**WHAT THE TASK REQUIRES**
Scan the listing and work out how many lines contain the word "development". Nothing but the number should be given.

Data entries
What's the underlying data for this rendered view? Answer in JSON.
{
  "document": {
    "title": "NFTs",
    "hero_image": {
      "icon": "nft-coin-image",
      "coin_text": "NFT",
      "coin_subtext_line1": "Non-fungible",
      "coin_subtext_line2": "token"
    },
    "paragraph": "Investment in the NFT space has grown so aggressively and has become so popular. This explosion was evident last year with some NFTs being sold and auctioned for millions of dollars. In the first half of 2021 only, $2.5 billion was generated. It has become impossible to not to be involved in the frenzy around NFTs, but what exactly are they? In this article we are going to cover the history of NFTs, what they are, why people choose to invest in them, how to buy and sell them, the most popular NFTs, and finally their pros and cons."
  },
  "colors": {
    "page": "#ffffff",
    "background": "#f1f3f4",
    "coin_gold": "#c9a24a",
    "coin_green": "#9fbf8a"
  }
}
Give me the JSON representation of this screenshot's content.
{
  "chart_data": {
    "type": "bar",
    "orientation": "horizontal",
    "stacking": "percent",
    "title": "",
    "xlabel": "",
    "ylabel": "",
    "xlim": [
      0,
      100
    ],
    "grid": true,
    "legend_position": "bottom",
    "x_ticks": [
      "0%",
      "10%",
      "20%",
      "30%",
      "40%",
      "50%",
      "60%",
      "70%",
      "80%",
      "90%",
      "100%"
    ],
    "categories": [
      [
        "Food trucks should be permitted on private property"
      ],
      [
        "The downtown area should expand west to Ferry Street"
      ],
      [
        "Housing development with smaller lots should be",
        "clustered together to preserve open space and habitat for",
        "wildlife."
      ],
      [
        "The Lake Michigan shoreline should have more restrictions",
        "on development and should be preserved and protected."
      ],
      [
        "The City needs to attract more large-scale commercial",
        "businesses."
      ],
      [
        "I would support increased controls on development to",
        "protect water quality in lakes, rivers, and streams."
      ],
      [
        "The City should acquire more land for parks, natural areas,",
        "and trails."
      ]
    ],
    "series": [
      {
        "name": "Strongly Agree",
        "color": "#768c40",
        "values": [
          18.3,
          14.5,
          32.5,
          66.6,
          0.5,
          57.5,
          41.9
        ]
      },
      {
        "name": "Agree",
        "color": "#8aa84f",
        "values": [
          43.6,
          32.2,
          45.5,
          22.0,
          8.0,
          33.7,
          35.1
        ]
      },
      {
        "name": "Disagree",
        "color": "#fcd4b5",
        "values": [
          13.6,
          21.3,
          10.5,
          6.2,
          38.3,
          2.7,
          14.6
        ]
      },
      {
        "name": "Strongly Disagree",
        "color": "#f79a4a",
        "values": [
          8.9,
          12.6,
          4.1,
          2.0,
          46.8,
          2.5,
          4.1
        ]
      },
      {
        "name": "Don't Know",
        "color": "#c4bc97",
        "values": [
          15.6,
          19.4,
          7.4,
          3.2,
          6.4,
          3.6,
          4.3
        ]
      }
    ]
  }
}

**REPLY**
3